Data entries
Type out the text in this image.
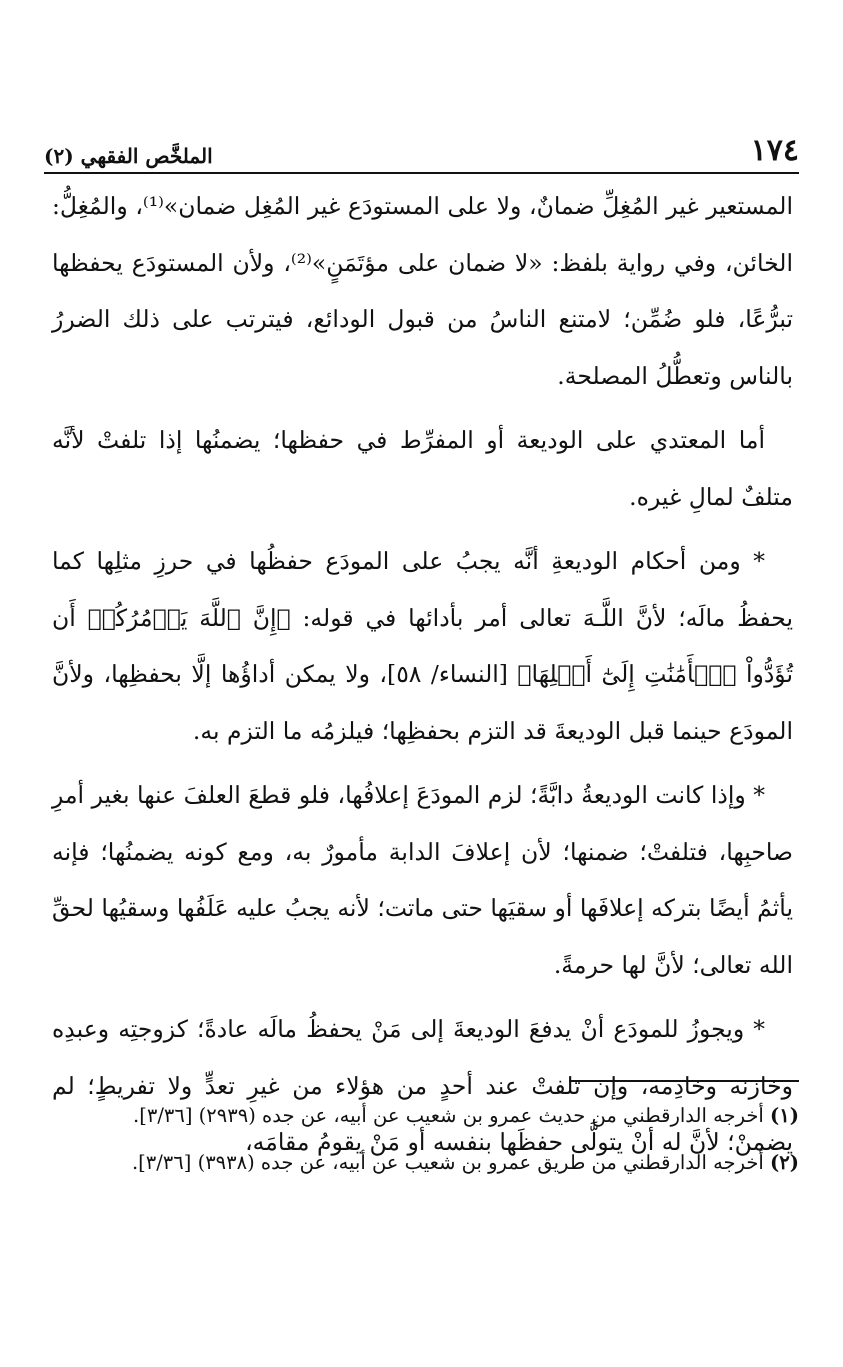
١٧٤
الملخَّص الفقهي (٢)

المستعير غير المُغِلِّ ضمانٌ، ولا على المستودَع غير المُغِل ضمان»⁽¹⁾، والمُغِلُّ: الخائن، وفي رواية بلفظ: «لا ضمان على مؤتَمَنٍ»⁽²⁾، ولأن المستودَع يحفظها تبرُّعًا، فلو ضُمِّن؛ لامتنع الناسُ من قبول الودائع، فيترتب على ذلك الضررُ بالناس وتعطُّلُ المصلحة.

أما المعتدي على الوديعة أو المفرِّط في حفظها؛ يضمنُها إذا تلفتْ لأنَّه متلفٌ لمالِ غيره.

* ومن أحكام الوديعةِ أنَّه يجبُ على المودَع حفظُها في حرزِ مثلِها كما يحفظُ مالَه؛ لأنَّ اللَّـهَ تعالى أمر بأدائها في قوله: ﴿إِنَّ ٱللَّهَ يَأۡمُرُكُمۡ أَن تُؤَدُّواْ ٱلۡأَمَٰنَٰتِ إِلَىٰٓ أَهۡلِهَا﴾ [النساء/ ٥٨]، ولا يمكن أداؤُها إلَّا بحفظِها، ولأنَّ المودَع حينما قبل الوديعةَ قد التزم بحفظِها؛ فيلزمُه ما التزم به.

* وإذا كانت الوديعةُ دابَّةً؛ لزم المودَعَ إعلافُها، فلو قطعَ العلفَ عنها بغير أمرِ صاحبِها، فتلفتْ؛ ضمنها؛ لأن إعلافَ الدابة مأمورٌ به، ومع كونه يضمنُها؛ فإنه يأثمُ أيضًا بتركه إعلافَها أو سقيَها حتى ماتت؛ لأنه يجبُ عليه عَلَفُها وسقيُها لحقِّ الله تعالى؛ لأنَّ لها حرمةً.

* ويجوزُ للمودَع أنْ يدفعَ الوديعةَ إلى مَنْ يحفظُ مالَه عادةً؛ كزوجتِه وعبدِه وخازنه وخادِمه، وإن تلفتْ عند أحدٍ من هؤلاء من غيرِ تعدٍّ ولا تفريطٍ؛ لم يضمنْ؛ لأنَّ له أنْ يتولَّى حفظَها بنفسه أو مَنْ يقومُ مقامَه،

(١) أخرجه الدارقطني من حديث عمرو بن شعيب عن أبيه، عن جده (٢٩٣٩) [٣/٣٦].

(٢) أخرجه الدارقطني من طريق عمرو بن شعيب عن أبيه، عن جده (٣٩٣٨) [٣/٣٦].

◆ **EXERCISE**
All of the material above is to be copied exactly, except for its images.

◆ **RESULT OF THIS TASK**
Type out the text in this image.
١٧٤
الملخَّص الفقهي (٢)

المستعير غير المُغِلِّ ضمانٌ، ولا على المستودَع غير المُغِل ضمان»⁽¹⁾، والمُغِلُّ: الخائن، وفي رواية بلفظ: «لا ضمان على مؤتَمَنٍ»⁽²⁾، ولأن المستودَع يحفظها تبرُّعًا، فلو ضُمِّن؛ لامتنع الناسُ من قبول الودائع، فيترتب على ذلك الضررُ بالناس وتعطُّلُ المصلحة.

أما المعتدي على الوديعة أو المفرِّط في حفظها؛ يضمنُها إذا تلفتْ لأنَّه متلفٌ لمالِ غيره.

* ومن أحكام الوديعةِ أنَّه يجبُ على المودَع حفظُها في حرزِ مثلِها كما يحفظُ مالَه؛ لأنَّ اللَّـهَ تعالى أمر بأدائها في قوله: ﴿إِنَّ ٱللَّهَ يَأۡمُرُكُمۡ أَن تُؤَدُّواْ ٱلۡأَمَٰنَٰتِ إِلَىٰٓ أَهۡلِهَا﴾ [النساء/ ٥٨]، ولا يمكن أداؤُها إلَّا بحفظِها، ولأنَّ المودَع حينما قبل الوديعةَ قد التزم بحفظِها؛ فيلزمُه ما التزم به.

* وإذا كانت الوديعةُ دابَّةً؛ لزم المودَعَ إعلافُها، فلو قطعَ العلفَ عنها بغير أمرِ صاحبِها، فتلفتْ؛ ضمنها؛ لأن إعلافَ الدابة مأمورٌ به، ومع كونه يضمنُها؛ فإنه يأثمُ أيضًا بتركه إعلافَها أو سقيَها حتى ماتت؛ لأنه يجبُ عليه عَلَفُها وسقيُها لحقِّ الله تعالى؛ لأنَّ لها حرمةً.

* ويجوزُ للمودَع أنْ يدفعَ الوديعةَ إلى مَنْ يحفظُ مالَه عادةً؛ كزوجتِه وعبدِه وخازنه وخادِمه، وإن تلفتْ عند أحدٍ من هؤلاء من غيرِ تعدٍّ ولا تفريطٍ؛ لم يضمنْ؛ لأنَّ له أنْ يتولَّى حفظَها بنفسه أو مَنْ يقومُ مقامَه،

(١) أخرجه الدارقطني من حديث عمرو بن شعيب عن أبيه، عن جده (٢٩٣٩) [٣/٣٦].

(٢) أخرجه الدارقطني من طريق عمرو بن شعيب عن أبيه، عن جده (٣٩٣٨) [٣/٣٦].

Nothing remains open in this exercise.